- **Problem statement**: Keep only the lines of the data below that contain "Coefficient", and copy them.

Some records:
— begin —
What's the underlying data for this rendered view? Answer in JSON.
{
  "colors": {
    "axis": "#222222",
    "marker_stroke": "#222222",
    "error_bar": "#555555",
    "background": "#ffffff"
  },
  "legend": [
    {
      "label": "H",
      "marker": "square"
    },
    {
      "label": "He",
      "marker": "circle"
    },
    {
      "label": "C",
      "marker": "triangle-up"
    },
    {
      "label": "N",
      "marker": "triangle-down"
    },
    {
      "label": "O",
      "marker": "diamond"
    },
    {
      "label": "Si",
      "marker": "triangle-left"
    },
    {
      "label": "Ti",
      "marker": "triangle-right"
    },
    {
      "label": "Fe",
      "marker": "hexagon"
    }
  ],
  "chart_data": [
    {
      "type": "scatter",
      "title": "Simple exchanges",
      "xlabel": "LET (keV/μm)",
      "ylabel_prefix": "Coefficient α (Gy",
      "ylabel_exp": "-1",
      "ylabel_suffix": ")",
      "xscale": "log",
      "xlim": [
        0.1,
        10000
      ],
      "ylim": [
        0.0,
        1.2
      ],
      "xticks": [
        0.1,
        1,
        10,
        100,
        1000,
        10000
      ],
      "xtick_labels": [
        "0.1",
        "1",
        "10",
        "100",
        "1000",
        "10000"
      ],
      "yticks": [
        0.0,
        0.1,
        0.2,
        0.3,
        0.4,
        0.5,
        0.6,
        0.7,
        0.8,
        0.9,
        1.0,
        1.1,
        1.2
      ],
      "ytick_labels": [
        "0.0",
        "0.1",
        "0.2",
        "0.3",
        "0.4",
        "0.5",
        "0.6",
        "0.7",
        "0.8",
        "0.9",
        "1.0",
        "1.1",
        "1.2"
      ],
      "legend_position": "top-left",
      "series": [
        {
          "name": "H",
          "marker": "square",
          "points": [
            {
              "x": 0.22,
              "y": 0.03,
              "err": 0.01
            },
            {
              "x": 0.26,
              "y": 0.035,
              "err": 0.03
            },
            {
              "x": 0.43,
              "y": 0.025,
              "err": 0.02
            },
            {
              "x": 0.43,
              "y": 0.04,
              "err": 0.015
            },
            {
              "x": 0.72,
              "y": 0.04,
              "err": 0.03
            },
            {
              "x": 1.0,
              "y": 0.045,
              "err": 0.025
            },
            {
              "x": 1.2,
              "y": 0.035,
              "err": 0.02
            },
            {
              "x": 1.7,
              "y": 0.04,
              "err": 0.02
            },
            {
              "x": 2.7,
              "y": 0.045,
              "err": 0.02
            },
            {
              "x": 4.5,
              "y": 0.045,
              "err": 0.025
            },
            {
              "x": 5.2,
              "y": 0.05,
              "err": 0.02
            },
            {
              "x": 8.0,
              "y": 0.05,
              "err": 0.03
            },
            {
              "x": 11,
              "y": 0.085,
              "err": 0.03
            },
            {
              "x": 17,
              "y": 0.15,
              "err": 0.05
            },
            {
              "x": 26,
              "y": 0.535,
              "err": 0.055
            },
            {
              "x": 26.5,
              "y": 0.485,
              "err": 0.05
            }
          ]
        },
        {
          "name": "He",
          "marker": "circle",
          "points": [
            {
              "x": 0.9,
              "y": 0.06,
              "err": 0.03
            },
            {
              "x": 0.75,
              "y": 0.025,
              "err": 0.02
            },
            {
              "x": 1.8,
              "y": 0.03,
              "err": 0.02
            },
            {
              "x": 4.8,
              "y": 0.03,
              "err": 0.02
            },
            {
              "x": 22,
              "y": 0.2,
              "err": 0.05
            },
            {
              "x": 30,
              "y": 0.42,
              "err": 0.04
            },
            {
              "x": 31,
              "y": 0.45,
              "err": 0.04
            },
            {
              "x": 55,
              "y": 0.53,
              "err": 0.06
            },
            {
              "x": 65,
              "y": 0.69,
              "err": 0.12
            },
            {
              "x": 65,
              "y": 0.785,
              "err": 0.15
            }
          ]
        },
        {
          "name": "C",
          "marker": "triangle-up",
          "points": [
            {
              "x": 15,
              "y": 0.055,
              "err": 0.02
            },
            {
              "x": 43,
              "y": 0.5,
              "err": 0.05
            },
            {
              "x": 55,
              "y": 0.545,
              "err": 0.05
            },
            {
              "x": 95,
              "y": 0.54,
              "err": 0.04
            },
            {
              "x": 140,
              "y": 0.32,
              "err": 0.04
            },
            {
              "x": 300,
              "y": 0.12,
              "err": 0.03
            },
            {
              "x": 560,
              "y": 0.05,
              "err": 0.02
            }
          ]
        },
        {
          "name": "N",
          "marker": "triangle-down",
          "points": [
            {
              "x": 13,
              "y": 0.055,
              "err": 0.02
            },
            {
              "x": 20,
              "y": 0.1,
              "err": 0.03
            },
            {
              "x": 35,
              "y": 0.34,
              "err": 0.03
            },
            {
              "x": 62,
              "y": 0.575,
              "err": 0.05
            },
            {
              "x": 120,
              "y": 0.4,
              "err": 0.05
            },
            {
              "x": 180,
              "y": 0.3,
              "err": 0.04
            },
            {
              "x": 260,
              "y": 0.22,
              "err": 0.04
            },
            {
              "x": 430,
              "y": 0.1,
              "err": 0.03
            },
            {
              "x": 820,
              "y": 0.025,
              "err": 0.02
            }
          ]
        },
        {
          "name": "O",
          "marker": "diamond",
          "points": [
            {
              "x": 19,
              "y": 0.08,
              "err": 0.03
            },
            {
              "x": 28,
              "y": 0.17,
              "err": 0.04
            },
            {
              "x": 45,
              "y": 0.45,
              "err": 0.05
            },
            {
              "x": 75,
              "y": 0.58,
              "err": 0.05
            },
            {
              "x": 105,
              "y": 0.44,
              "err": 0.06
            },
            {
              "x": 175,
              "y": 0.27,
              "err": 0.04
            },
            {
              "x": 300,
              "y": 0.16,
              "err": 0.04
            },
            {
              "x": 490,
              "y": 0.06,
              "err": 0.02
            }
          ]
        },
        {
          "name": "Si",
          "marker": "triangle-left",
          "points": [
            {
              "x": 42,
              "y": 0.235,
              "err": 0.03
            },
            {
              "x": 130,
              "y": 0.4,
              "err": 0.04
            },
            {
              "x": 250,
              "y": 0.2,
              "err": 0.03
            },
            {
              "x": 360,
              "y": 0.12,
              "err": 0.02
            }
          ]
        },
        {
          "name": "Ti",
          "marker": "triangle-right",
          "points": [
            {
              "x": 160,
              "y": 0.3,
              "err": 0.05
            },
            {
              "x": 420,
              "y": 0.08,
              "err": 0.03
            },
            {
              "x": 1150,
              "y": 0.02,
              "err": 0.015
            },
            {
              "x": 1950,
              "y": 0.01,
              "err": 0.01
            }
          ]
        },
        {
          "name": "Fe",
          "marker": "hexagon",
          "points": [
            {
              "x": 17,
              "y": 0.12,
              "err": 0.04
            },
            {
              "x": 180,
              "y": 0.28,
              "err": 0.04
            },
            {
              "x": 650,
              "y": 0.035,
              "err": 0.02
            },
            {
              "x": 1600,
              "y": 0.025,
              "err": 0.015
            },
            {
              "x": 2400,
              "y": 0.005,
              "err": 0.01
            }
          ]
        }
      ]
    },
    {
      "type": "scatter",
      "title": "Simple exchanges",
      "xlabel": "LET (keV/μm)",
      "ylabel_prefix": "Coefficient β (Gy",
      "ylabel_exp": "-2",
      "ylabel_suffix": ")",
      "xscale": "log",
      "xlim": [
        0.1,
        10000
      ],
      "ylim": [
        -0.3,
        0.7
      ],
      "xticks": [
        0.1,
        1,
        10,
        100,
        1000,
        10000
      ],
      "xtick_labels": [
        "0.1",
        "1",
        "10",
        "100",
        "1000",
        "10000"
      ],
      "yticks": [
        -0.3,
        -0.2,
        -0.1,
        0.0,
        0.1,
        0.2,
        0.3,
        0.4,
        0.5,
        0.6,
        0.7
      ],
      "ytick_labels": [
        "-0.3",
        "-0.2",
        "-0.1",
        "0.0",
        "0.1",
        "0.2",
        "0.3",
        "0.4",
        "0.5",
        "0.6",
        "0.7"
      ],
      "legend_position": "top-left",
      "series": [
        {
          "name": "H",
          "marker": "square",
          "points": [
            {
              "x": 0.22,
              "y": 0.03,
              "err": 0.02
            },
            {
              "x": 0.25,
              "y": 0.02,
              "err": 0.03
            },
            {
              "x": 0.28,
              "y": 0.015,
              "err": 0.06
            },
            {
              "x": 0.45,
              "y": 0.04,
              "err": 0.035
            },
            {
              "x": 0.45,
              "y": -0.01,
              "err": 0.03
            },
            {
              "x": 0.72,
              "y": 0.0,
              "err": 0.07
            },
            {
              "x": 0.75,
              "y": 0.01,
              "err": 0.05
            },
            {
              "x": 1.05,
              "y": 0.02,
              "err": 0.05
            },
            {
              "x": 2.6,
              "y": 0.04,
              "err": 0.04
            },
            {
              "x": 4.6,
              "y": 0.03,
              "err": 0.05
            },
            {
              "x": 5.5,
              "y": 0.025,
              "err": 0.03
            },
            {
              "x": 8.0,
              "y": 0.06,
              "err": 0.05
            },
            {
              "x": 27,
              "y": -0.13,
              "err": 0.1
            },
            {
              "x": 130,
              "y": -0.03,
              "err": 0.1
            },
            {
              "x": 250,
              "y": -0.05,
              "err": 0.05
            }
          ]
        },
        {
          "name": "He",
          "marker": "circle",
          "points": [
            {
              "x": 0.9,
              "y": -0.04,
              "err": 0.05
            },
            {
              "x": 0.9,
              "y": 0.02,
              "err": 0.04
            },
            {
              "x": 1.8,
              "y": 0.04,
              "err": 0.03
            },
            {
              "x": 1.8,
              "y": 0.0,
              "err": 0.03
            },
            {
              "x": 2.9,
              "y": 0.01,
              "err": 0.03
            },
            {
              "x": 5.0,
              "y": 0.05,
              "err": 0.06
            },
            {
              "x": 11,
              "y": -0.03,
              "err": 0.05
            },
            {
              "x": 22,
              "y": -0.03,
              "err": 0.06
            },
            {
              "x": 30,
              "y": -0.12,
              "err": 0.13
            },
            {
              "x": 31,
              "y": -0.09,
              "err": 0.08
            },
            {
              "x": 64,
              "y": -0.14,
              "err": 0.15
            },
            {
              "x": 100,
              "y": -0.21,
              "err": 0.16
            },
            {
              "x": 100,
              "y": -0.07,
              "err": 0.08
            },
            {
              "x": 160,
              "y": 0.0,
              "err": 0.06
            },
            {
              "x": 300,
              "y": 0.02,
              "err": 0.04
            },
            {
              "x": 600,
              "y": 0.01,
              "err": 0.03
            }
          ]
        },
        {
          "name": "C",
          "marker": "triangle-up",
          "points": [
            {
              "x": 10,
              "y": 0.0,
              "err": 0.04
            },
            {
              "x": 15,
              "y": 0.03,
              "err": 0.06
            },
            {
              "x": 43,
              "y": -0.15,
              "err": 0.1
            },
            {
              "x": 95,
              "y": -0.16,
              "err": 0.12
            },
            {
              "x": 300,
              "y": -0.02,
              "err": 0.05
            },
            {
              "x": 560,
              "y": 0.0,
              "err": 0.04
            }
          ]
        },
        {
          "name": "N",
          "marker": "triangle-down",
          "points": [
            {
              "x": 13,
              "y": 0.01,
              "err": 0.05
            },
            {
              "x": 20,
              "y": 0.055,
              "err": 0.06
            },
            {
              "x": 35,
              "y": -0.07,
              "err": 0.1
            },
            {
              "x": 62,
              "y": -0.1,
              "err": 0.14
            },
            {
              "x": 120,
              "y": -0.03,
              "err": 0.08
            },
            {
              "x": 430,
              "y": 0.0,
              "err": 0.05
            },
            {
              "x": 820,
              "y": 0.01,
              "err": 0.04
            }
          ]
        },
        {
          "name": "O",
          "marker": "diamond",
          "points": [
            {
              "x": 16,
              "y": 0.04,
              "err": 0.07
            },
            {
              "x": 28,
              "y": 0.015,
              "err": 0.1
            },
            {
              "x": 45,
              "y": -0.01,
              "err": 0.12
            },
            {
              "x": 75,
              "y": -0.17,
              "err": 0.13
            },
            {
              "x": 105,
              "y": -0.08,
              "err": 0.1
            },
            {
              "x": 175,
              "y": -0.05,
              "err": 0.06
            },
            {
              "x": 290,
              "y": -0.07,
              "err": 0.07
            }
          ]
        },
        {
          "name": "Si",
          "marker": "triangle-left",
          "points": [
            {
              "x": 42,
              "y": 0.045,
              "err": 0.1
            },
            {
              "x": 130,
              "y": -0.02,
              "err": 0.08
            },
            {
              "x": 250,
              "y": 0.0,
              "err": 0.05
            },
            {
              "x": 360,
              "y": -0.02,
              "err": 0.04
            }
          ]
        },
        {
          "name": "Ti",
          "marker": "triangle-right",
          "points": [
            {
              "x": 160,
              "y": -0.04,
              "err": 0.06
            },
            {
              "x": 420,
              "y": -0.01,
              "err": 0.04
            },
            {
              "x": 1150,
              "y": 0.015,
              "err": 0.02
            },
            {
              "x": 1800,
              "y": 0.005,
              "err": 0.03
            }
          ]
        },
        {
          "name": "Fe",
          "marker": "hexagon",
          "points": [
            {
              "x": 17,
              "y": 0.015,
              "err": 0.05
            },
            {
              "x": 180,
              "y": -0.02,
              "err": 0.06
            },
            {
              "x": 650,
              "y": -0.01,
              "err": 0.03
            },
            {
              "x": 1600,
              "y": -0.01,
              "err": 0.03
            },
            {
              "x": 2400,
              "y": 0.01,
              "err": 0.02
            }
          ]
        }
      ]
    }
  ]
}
— end —
- **Expected answer**:
      "ylabel_prefix": "Coefficient α (Gy",
      "ylabel_prefix": "Coefficient β (Gy",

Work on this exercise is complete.